* WHAT TO WORK ON: Copy every line from the records below that holds the word "ještě".
*** ENTRIES SUPPLIED
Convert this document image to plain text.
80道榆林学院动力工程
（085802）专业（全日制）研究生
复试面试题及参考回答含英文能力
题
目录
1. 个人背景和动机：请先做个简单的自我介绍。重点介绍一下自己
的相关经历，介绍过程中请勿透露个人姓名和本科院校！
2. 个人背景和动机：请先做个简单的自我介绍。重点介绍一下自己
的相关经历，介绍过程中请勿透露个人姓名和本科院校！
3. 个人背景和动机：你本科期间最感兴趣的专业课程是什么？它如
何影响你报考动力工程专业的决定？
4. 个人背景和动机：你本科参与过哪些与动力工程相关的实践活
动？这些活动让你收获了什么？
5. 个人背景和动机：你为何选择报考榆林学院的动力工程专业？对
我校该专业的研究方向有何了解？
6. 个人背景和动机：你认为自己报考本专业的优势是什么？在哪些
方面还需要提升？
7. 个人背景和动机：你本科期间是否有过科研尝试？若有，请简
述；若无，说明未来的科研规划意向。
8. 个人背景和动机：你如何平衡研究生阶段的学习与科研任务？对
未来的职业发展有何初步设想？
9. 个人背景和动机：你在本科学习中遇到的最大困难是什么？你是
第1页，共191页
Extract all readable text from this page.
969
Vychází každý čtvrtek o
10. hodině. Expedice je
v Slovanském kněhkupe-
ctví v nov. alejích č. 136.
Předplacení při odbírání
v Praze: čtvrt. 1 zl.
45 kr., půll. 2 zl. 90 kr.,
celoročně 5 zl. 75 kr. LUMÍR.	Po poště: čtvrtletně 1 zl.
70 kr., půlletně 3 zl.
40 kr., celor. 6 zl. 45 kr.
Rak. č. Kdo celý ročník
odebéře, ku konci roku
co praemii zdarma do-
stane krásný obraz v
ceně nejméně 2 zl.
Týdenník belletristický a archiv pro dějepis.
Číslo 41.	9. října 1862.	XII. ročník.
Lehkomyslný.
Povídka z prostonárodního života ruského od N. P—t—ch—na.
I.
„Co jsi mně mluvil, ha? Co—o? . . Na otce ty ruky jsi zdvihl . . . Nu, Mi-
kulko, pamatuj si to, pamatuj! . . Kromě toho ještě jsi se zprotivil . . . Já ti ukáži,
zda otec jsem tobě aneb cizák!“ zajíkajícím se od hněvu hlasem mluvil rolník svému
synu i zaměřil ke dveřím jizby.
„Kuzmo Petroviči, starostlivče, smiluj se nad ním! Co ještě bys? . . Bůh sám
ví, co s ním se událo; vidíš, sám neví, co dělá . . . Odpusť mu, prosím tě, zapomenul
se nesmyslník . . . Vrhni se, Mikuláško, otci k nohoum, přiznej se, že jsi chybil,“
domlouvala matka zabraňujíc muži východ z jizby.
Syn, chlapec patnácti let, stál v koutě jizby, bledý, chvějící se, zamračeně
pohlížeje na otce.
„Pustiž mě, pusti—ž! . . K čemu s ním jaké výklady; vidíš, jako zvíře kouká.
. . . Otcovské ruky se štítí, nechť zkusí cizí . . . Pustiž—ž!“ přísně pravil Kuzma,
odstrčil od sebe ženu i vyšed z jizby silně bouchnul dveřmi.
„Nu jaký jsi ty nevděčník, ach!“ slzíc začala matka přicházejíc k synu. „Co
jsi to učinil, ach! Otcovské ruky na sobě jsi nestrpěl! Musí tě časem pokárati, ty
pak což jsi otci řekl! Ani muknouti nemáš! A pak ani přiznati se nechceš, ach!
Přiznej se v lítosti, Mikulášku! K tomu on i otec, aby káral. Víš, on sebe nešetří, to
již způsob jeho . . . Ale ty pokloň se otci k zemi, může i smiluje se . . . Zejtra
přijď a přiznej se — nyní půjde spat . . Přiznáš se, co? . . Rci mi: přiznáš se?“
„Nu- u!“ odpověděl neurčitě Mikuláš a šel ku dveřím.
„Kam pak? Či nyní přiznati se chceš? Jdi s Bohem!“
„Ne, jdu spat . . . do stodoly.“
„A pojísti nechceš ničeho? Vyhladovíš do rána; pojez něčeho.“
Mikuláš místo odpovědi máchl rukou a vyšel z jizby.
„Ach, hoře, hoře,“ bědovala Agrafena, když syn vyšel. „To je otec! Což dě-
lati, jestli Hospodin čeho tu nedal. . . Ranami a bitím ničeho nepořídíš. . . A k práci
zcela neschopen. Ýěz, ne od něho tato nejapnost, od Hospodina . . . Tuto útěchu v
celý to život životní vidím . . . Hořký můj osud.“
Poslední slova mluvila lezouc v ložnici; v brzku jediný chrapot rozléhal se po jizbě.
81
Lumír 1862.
******
* REPLY TO THE TASK:
kulko, pamatuj si to, pamatuj! . . Kromě toho ještě jsi se zprotivil . . . Já ti ukáži,
„Kuzmo Petroviči, starostlivče, smiluj se nad ním! Co ještě bys? . . Bůh sám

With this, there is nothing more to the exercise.